## Start
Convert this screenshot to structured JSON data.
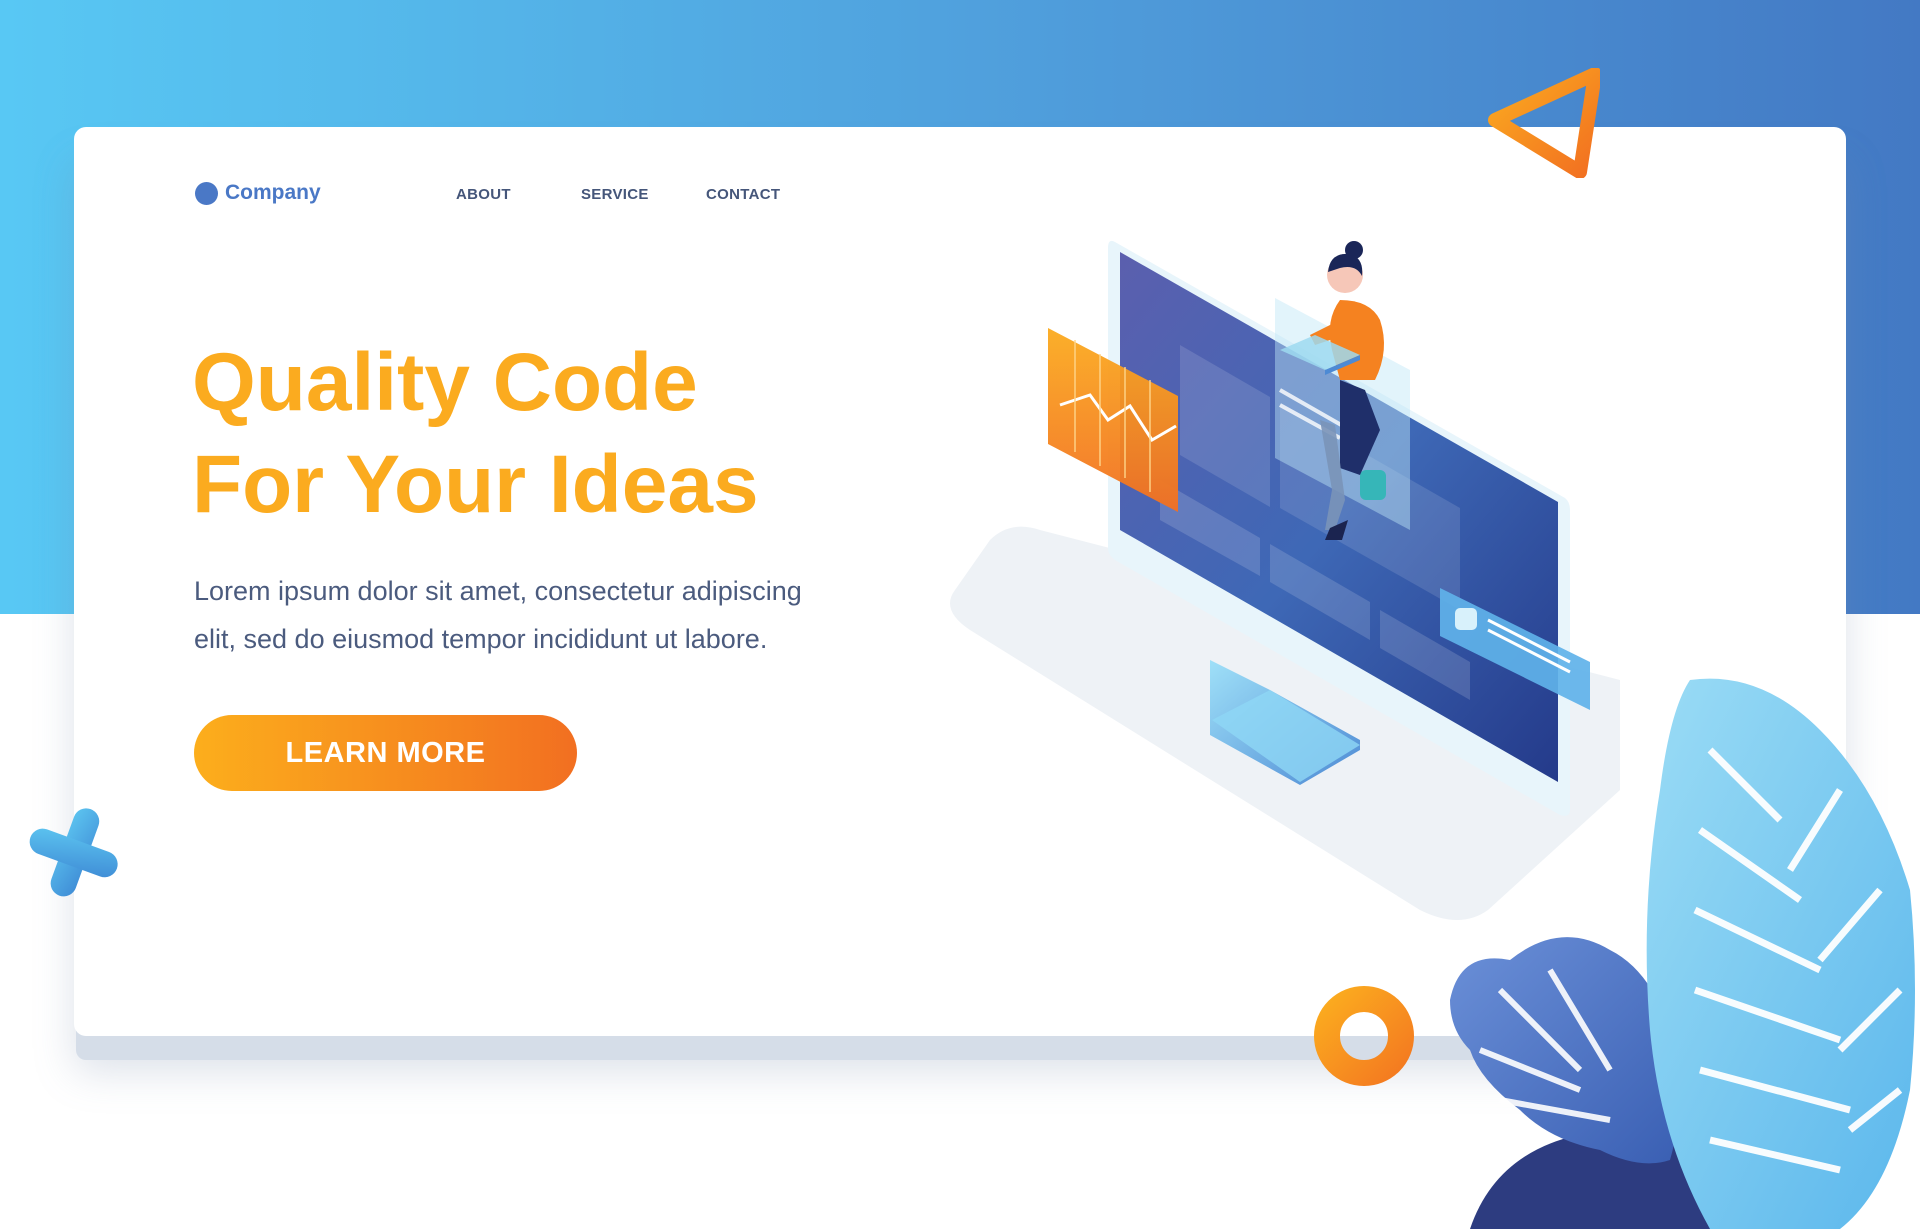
{
  "brand": {
    "name": "Company",
    "color": "#4a78c6"
  },
  "nav": {
    "items": [
      "ABOUT",
      "SERVICE",
      "CONTACT"
    ]
  },
  "hero": {
    "title_lines": [
      "Quality Code",
      "For Your Ideas"
    ],
    "subtitle_lines": [
      "Lorem ipsum dolor sit amet, consectetur adipiscing",
      "elit, sed do eiusmod tempor incididunt ut labore."
    ],
    "cta_label": "LEARN MORE"
  },
  "colors": {
    "accent_orange": "#fbab1f",
    "accent_orange_dark": "#f26f21",
    "background_blue_light": "#58c8f4",
    "background_blue_dark": "#4379c4",
    "text_body": "#4b5b7e"
  },
  "illustration": {
    "subject": "woman sitting on monitor with laptop",
    "icons": [
      "triangle-icon",
      "cross-icon",
      "ring-icon",
      "leaf-icon"
    ]
  }
}
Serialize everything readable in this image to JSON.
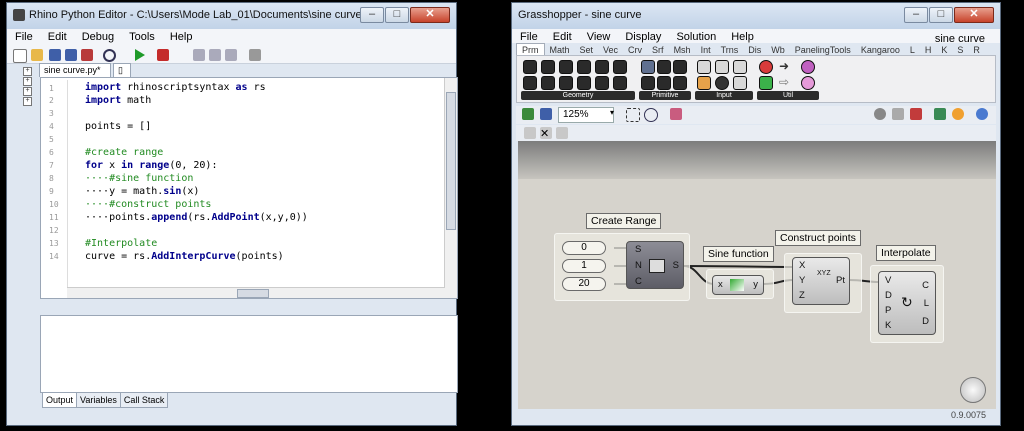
{
  "rhino": {
    "title": "Rhino Python Editor - C:\\Users\\Mode Lab_01\\Documents\\sine curve.py",
    "menu": [
      "File",
      "Edit",
      "Debug",
      "Tools",
      "Help"
    ],
    "tab": "sine curve.py*",
    "line_numbers": [
      "1",
      "2",
      "3",
      "4",
      "5",
      "6",
      "7",
      "8",
      "9",
      "10",
      "11",
      "12",
      "13",
      "14"
    ],
    "code": {
      "l1_kw": "import",
      "l1_rest": " rhinoscriptsyntax ",
      "l1_kw2": "as",
      "l1_rest2": " rs",
      "l2_kw": "import",
      "l2_rest": " math",
      "l4": "points = []",
      "l6": "#create range",
      "l7_kw": "for",
      "l7_a": " x ",
      "l7_kw2": "in",
      "l7_b": " ",
      "l7_kw3": "range",
      "l7_c": "(0, 20):",
      "l8": "····#sine function",
      "l9_a": "····y = math.",
      "l9_kw": "sin",
      "l9_b": "(x)",
      "l10": "····#construct points",
      "l11_a": "····points.",
      "l11_kw": "append",
      "l11_b": "(rs.",
      "l11_kw2": "AddPoint",
      "l11_c": "(x,y,0))",
      "l13": "#Interpolate",
      "l14_a": "curve = rs.",
      "l14_kw": "AddInterpCurve",
      "l14_b": "(points)"
    },
    "bottom_tabs": [
      "Output",
      "Variables",
      "Call Stack"
    ]
  },
  "gh": {
    "title": "Grasshopper - sine curve",
    "menu": [
      "File",
      "Edit",
      "View",
      "Display",
      "Solution",
      "Help"
    ],
    "doc_name": "sine curve",
    "tabs": [
      "Prm",
      "Math",
      "Set",
      "Vec",
      "Crv",
      "Srf",
      "Msh",
      "Int",
      "Trns",
      "Dis",
      "Wb",
      "PanelingTools",
      "Kangaroo",
      "L",
      "H",
      "K",
      "S",
      "R"
    ],
    "groups": [
      "Geometry",
      "Primitive",
      "Input",
      "Util"
    ],
    "zoom": "125%",
    "version": "0.9.0075",
    "canvas": {
      "create_range": "Create Range",
      "inputs": [
        "0",
        "1",
        "20"
      ],
      "range_pins_in": [
        "S",
        "N",
        "C"
      ],
      "range_pin_out": "S",
      "sine_function": "Sine function",
      "sine_x": "x",
      "sine_y": "y",
      "construct_points": "Construct points",
      "cp_in": [
        "X",
        "Y",
        "Z"
      ],
      "cp_out": "Pt",
      "cp_glyph": "XYZ",
      "interpolate": "Interpolate",
      "ip_in": [
        "V",
        "D",
        "P",
        "K"
      ],
      "ip_out": [
        "C",
        "L",
        "D"
      ]
    }
  }
}
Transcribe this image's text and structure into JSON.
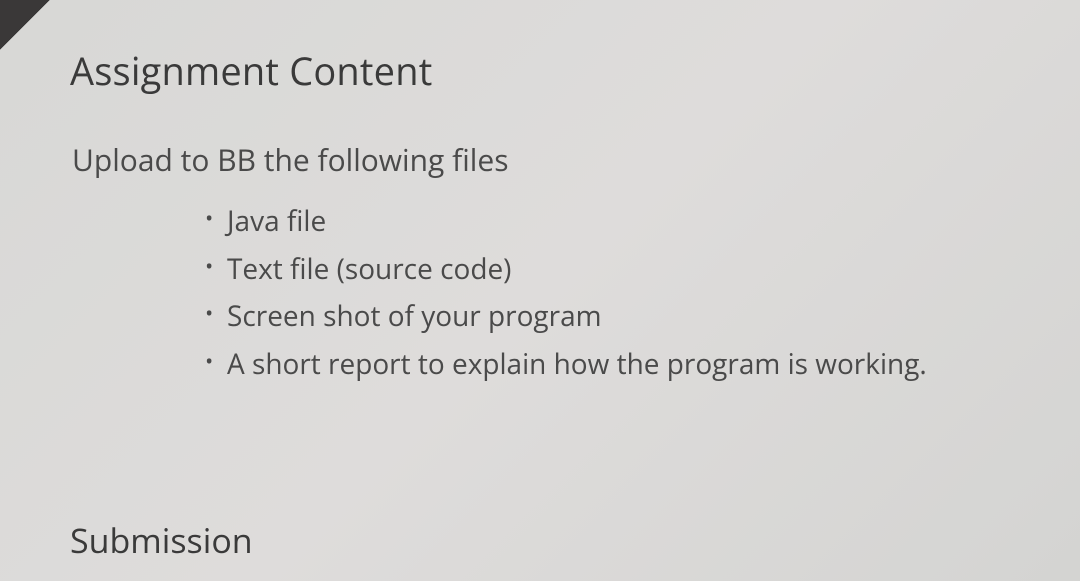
{
  "section1": {
    "title": "Assignment Content",
    "intro": "Upload to BB the following files",
    "items": [
      "Java file",
      "Text file (source code)",
      "Screen shot of your program",
      "A short report to explain how the program is working."
    ]
  },
  "section2": {
    "title": "Submission"
  }
}
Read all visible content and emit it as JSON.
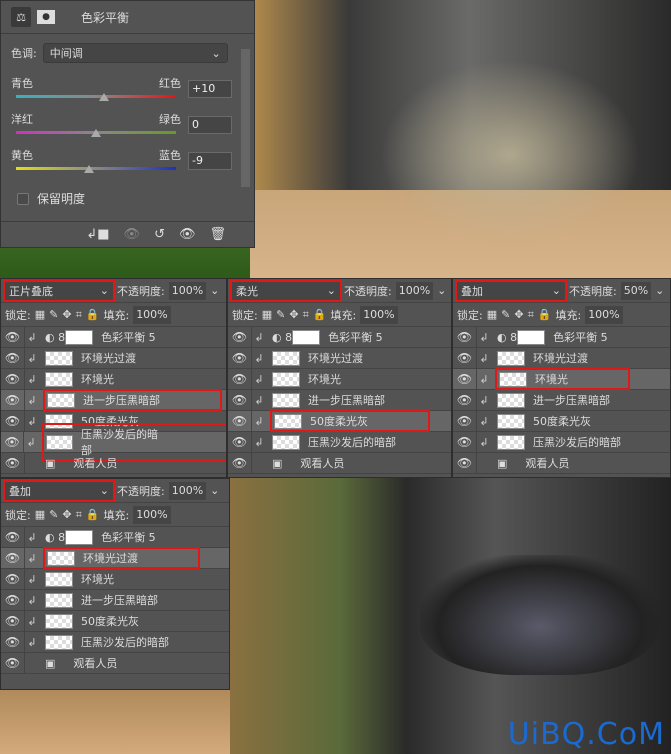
{
  "properties": {
    "title": "色彩平衡",
    "tone_label": "色调:",
    "tone_value": "中间调",
    "sliders": [
      {
        "left": "青色",
        "right": "红色",
        "value": "+10",
        "level": 10
      },
      {
        "left": "洋红",
        "right": "绿色",
        "value": "0",
        "level": 0
      },
      {
        "left": "黄色",
        "right": "蓝色",
        "value": "-9",
        "level": -9
      }
    ],
    "preserve_luminosity": "保留明度",
    "preserve_checked": false
  },
  "panels": [
    {
      "blend": "正片叠底",
      "opacity_label": "不透明度:",
      "opacity": "100%",
      "lock_label": "锁定:",
      "fill_label": "填充:",
      "fill": "100%",
      "layers": [
        "色彩平衡 5",
        "环境光过渡",
        "环境光",
        "进一步压黑暗部",
        "50度柔光灰",
        "压黑沙发后的暗部",
        "观看人员"
      ],
      "highlighted": [
        3,
        5
      ]
    },
    {
      "blend": "柔光",
      "opacity_label": "不透明度:",
      "opacity": "100%",
      "lock_label": "锁定:",
      "fill_label": "填充:",
      "fill": "100%",
      "layers": [
        "色彩平衡 5",
        "环境光过渡",
        "环境光",
        "进一步压黑暗部",
        "50度柔光灰",
        "压黑沙发后的暗部",
        "观看人员"
      ],
      "highlighted": [
        4
      ]
    },
    {
      "blend": "叠加",
      "opacity_label": "不透明度:",
      "opacity": "50%",
      "lock_label": "锁定:",
      "fill_label": "填充:",
      "fill": "100%",
      "layers": [
        "色彩平衡 5",
        "环境光过渡",
        "环境光",
        "进一步压黑暗部",
        "50度柔光灰",
        "压黑沙发后的暗部",
        "观看人员"
      ],
      "highlighted": [
        2
      ]
    },
    {
      "blend": "叠加",
      "opacity_label": "不透明度:",
      "opacity": "100%",
      "lock_label": "锁定:",
      "fill_label": "填充:",
      "fill": "100%",
      "layers": [
        "色彩平衡 5",
        "环境光过渡",
        "环境光",
        "进一步压黑暗部",
        "50度柔光灰",
        "压黑沙发后的暗部",
        "观看人员"
      ],
      "highlighted": [
        1
      ]
    }
  ],
  "watermark": "UiBQ.CoM",
  "colors": {
    "highlight": "#e01818",
    "panel": "#535353",
    "watermark": "#1a6ad0"
  }
}
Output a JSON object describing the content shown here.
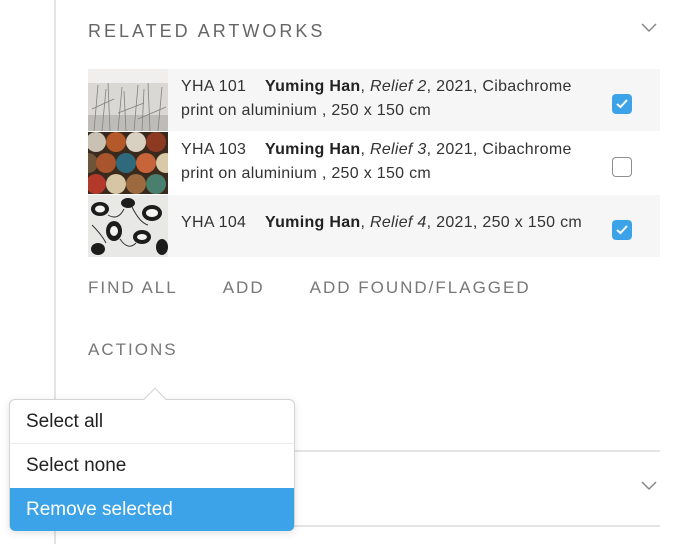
{
  "section": {
    "title": "RELATED ARTWORKS"
  },
  "artworks": [
    {
      "code": "YHA 101",
      "artist": "Yuming Han",
      "title": "Relief 2",
      "details": ", 2021, Cibachrome print on aluminium , 250 x 150 cm",
      "checked": true
    },
    {
      "code": "YHA 103",
      "artist": "Yuming Han",
      "title": "Relief 3",
      "details": ", 2021, Cibachrome print on aluminium , 250 x 150 cm",
      "checked": false
    },
    {
      "code": "YHA 104",
      "artist": "Yuming Han",
      "title": "Relief 4",
      "details": ", 2021, 250 x 150 cm",
      "checked": true
    }
  ],
  "links": {
    "find_all": "FIND ALL",
    "add": "ADD",
    "add_found": "ADD FOUND/FLAGGED"
  },
  "actions": {
    "label": "ACTIONS"
  },
  "menu": {
    "items": [
      "Select all",
      "Select none",
      "Remove selected"
    ],
    "active_color": "#3ca3e8"
  },
  "icons": {
    "collapse": "chevron-down-icon",
    "checked": "checkmark-icon"
  }
}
## End
▶ **EXERCISE**
Using the records above, pull out each line where the word "watermark" occurs.

▶ **RESULT OF THIS EXERCISE**
  "watermark": "UiBQ.CoM",
    "watermark": "#1a6ad0"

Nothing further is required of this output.